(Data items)

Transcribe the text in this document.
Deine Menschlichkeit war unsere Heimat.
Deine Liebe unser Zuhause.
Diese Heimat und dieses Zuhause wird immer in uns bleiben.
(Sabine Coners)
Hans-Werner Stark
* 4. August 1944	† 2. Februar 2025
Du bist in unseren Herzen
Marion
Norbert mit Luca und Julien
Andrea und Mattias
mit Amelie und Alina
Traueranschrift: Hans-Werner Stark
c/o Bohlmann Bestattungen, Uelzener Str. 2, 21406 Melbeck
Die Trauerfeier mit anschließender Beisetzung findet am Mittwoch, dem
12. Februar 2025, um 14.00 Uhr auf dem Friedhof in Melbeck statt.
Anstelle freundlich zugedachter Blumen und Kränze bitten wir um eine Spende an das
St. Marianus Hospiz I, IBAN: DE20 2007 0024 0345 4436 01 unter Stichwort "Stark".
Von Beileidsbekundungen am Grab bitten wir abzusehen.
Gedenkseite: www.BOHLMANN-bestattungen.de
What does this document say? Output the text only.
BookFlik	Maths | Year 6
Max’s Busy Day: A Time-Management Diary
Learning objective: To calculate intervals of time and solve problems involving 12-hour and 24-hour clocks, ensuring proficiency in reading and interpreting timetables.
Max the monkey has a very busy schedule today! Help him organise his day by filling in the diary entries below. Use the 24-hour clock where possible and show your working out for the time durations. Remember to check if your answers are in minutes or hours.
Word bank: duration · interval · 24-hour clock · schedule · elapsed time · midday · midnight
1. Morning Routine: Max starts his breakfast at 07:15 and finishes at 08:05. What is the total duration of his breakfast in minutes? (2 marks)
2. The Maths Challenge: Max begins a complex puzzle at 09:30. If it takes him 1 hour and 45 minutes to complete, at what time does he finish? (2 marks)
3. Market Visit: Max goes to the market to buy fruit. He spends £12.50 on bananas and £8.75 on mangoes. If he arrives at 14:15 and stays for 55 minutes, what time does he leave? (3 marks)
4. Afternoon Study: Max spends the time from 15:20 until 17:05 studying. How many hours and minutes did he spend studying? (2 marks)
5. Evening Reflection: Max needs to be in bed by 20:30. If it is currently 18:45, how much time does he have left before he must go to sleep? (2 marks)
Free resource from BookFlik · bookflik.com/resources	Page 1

• Task directions
Copy each line from the data above that includes "hours".

• Response for this exercise
Max the monkey has a very busy schedule today! Help him organise his day by filling in the diary entries below. Use the 24-hour clock where possible and show your working out for the time durations. Remember to check if your answers are in minutes or hours.
4. Afternoon Study: Max spends the time from 15:20 until 17:05 studying. How many hours and minutes did he spend studying? (2 marks)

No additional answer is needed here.